*INSTRUCTIONS TO FOLLOW*
Below are some entries; can you quote all of them exactly?

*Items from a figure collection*
------------------------------------------------------------
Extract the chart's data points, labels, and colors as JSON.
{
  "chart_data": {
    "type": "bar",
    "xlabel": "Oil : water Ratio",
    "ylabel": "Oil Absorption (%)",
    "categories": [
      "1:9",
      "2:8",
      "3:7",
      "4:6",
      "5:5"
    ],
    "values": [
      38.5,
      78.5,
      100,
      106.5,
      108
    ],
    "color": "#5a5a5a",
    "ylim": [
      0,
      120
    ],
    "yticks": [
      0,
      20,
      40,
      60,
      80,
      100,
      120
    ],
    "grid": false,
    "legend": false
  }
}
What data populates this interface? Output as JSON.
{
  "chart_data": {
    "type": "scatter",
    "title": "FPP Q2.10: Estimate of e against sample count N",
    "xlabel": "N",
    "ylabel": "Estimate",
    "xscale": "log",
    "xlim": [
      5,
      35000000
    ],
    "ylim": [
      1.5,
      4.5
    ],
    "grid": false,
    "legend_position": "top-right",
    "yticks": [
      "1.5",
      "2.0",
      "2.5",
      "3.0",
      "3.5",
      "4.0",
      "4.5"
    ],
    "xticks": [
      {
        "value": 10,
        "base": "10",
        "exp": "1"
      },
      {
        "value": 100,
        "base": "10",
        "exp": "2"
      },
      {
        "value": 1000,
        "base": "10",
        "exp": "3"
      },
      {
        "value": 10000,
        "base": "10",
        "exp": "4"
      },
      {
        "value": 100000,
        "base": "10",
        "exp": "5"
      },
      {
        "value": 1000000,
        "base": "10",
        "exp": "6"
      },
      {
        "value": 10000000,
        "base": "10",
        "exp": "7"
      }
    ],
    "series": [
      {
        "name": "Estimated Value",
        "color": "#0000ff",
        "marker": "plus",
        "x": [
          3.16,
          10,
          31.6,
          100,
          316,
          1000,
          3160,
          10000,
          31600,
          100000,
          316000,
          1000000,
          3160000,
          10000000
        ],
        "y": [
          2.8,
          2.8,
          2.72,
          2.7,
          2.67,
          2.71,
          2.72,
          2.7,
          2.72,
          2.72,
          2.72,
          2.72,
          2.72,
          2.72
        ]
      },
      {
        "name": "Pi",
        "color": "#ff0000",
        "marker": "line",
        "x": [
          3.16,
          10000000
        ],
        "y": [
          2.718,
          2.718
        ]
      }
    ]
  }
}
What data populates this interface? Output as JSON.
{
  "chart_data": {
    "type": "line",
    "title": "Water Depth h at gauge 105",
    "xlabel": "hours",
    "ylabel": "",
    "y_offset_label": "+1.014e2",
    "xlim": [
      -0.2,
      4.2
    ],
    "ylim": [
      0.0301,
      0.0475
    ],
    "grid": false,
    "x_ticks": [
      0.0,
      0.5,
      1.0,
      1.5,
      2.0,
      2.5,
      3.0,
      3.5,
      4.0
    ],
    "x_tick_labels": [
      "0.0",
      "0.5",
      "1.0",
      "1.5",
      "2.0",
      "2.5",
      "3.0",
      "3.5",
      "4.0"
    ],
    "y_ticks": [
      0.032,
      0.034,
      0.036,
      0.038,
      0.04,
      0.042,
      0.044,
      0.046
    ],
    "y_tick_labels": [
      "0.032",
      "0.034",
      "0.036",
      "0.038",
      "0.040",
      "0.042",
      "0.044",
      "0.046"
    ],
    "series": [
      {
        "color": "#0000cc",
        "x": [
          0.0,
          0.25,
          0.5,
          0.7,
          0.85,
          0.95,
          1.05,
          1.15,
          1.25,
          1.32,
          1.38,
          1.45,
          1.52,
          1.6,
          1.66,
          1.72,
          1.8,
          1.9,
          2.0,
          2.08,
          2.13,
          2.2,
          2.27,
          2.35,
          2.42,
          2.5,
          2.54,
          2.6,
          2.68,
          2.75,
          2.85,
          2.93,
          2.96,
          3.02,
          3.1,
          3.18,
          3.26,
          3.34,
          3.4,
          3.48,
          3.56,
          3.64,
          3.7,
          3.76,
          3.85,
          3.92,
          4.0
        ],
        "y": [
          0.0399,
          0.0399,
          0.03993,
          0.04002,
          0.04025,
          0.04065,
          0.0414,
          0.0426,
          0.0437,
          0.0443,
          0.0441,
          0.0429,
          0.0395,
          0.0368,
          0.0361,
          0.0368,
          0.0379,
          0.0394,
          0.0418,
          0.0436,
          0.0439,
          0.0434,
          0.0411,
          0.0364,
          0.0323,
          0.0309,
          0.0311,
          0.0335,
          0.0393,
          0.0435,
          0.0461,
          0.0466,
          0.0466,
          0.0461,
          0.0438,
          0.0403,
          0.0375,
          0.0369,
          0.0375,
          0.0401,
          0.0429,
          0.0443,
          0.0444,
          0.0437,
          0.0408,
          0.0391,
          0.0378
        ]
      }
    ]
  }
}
------------------------------------------------------------
*RESULT OF THE EXERCISE*
Extract the chart's data points, labels, and colors as JSON.
{
  "chart_data": {
    "type": "bar",
    "xlabel": "Oil : water Ratio",
    "ylabel": "Oil Absorption (%)",
    "categories": [
      "1:9",
      "2:8",
      "3:7",
      "4:6",
      "5:5"
    ],
    "values": [
      38.5,
      78.5,
      100,
      106.5,
      108
    ],
    "color": "#5a5a5a",
    "ylim": [
      0,
      120
    ],
    "yticks": [
      0,
      20,
      40,
      60,
      80,
      100,
      120
    ],
    "grid": false,
    "legend": false
  }
}
What data populates this interface? Output as JSON.
{
  "chart_data": {
    "type": "scatter",
    "title": "FPP Q2.10: Estimate of e against sample count N",
    "xlabel": "N",
    "ylabel": "Estimate",
    "xscale": "log",
    "xlim": [
      5,
      35000000
    ],
    "ylim": [
      1.5,
      4.5
    ],
    "grid": false,
    "legend_position": "top-right",
    "yticks": [
      "1.5",
      "2.0",
      "2.5",
      "3.0",
      "3.5",
      "4.0",
      "4.5"
    ],
    "xticks": [
      {
        "value": 10,
        "base": "10",
        "exp": "1"
      },
      {
        "value": 100,
        "base": "10",
        "exp": "2"
      },
      {
        "value": 1000,
        "base": "10",
        "exp": "3"
      },
      {
        "value": 10000,
        "base": "10",
        "exp": "4"
      },
      {
        "value": 100000,
        "base": "10",
        "exp": "5"
      },
      {
        "value": 1000000,
        "base": "10",
        "exp": "6"
      },
      {
        "value": 10000000,
        "base": "10",
        "exp": "7"
      }
    ],
    "series": [
      {
        "name": "Estimated Value",
        "color": "#0000ff",
        "marker": "plus",
        "x": [
          3.16,
          10,
          31.6,
          100,
          316,
          1000,
          3160,
          10000,
          31600,
          100000,
          316000,
          1000000,
          3160000,
          10000000
        ],
        "y": [
          2.8,
          2.8,
          2.72,
          2.7,
          2.67,
          2.71,
          2.72,
          2.7,
          2.72,
          2.72,
          2.72,
          2.72,
          2.72,
          2.72
        ]
      },
      {
        "name": "Pi",
        "color": "#ff0000",
        "marker": "line",
        "x": [
          3.16,
          10000000
        ],
        "y": [
          2.718,
          2.718
        ]
      }
    ]
  }
}
What data populates this interface? Output as JSON.
{
  "chart_data": {
    "type": "line",
    "title": "Water Depth h at gauge 105",
    "xlabel": "hours",
    "ylabel": "",
    "y_offset_label": "+1.014e2",
    "xlim": [
      -0.2,
      4.2
    ],
    "ylim": [
      0.0301,
      0.0475
    ],
    "grid": false,
    "x_ticks": [
      0.0,
      0.5,
      1.0,
      1.5,
      2.0,
      2.5,
      3.0,
      3.5,
      4.0
    ],
    "x_tick_labels": [
      "0.0",
      "0.5",
      "1.0",
      "1.5",
      "2.0",
      "2.5",
      "3.0",
      "3.5",
      "4.0"
    ],
    "y_ticks": [
      0.032,
      0.034,
      0.036,
      0.038,
      0.04,
      0.042,
      0.044,
      0.046
    ],
    "y_tick_labels": [
      "0.032",
      "0.034",
      "0.036",
      "0.038",
      "0.040",
      "0.042",
      "0.044",
      "0.046"
    ],
    "series": [
      {
        "color": "#0000cc",
        "x": [
          0.0,
          0.25,
          0.5,
          0.7,
          0.85,
          0.95,
          1.05,
          1.15,
          1.25,
          1.32,
          1.38,
          1.45,
          1.52,
          1.6,
          1.66,
          1.72,
          1.8,
          1.9,
          2.0,
          2.08,
          2.13,
          2.2,
          2.27,
          2.35,
          2.42,
          2.5,
          2.54,
          2.6,
          2.68,
          2.75,
          2.85,
          2.93,
          2.96,
          3.02,
          3.1,
          3.18,
          3.26,
          3.34,
          3.4,
          3.48,
          3.56,
          3.64,
          3.7,
          3.76,
          3.85,
          3.92,
          4.0
        ],
        "y": [
          0.0399,
          0.0399,
          0.03993,
          0.04002,
          0.04025,
          0.04065,
          0.0414,
          0.0426,
          0.0437,
          0.0443,
          0.0441,
          0.0429,
          0.0395,
          0.0368,
          0.0361,
          0.0368,
          0.0379,
          0.0394,
          0.0418,
          0.0436,
          0.0439,
          0.0434,
          0.0411,
          0.0364,
          0.0323,
          0.0309,
          0.0311,
          0.0335,
          0.0393,
          0.0435,
          0.0461,
          0.0466,
          0.0466,
          0.0461,
          0.0438,
          0.0403,
          0.0375,
          0.0369,
          0.0375,
          0.0401,
          0.0429,
          0.0443,
          0.0444,
          0.0437,
          0.0408,
          0.0391,
          0.0378
        ]
      }
    ]
  }
}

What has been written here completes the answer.